*WHAT THE EXERCISE ASKS:* Exactly how many lines have the word "本地磁盘"? Answer with the bare number.

*MATERIAL SHOWN:*
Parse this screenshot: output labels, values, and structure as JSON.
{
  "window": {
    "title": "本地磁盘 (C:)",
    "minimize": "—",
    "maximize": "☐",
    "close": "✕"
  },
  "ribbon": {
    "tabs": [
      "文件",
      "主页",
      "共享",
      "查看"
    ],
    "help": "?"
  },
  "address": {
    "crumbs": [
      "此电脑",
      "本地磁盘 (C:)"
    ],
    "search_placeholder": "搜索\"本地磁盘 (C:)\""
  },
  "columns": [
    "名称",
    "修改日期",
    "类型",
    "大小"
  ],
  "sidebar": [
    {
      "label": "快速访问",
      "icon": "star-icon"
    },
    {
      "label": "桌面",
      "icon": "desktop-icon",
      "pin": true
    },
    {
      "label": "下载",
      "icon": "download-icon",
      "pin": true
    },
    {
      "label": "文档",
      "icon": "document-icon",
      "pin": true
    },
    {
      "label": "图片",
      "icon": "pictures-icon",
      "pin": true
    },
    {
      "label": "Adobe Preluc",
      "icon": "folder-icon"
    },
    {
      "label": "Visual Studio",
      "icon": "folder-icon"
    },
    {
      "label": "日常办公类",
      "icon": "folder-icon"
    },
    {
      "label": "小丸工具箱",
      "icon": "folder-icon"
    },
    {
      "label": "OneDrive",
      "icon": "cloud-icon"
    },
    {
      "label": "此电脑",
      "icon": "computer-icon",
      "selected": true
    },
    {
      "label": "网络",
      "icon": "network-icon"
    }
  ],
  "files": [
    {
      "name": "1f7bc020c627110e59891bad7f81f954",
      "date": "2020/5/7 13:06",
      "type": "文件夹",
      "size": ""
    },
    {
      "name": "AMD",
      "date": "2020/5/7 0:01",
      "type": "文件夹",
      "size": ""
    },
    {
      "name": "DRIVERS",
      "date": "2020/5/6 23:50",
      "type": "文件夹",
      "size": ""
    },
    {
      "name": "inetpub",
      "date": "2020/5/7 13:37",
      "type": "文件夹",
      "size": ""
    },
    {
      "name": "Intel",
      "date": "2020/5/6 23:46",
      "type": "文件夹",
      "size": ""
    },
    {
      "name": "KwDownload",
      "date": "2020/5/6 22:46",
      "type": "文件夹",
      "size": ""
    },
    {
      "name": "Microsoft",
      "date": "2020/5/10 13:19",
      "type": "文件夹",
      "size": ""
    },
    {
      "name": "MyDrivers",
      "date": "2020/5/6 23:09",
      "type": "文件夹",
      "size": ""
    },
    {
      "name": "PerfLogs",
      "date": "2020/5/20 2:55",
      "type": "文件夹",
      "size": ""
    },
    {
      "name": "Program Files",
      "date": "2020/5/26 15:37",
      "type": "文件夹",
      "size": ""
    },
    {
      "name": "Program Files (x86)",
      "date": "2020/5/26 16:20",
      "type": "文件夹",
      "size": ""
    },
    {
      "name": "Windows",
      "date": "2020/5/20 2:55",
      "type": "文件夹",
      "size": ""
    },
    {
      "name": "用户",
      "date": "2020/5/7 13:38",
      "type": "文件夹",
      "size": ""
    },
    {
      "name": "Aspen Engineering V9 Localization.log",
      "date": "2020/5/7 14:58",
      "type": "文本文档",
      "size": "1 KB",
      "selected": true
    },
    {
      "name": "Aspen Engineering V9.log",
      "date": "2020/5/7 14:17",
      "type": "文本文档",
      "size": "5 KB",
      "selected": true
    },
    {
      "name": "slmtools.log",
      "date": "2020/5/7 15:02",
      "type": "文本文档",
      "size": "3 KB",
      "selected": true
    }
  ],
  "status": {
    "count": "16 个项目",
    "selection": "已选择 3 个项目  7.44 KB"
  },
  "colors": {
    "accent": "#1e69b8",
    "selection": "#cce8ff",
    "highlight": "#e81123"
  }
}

*RESULT:* 3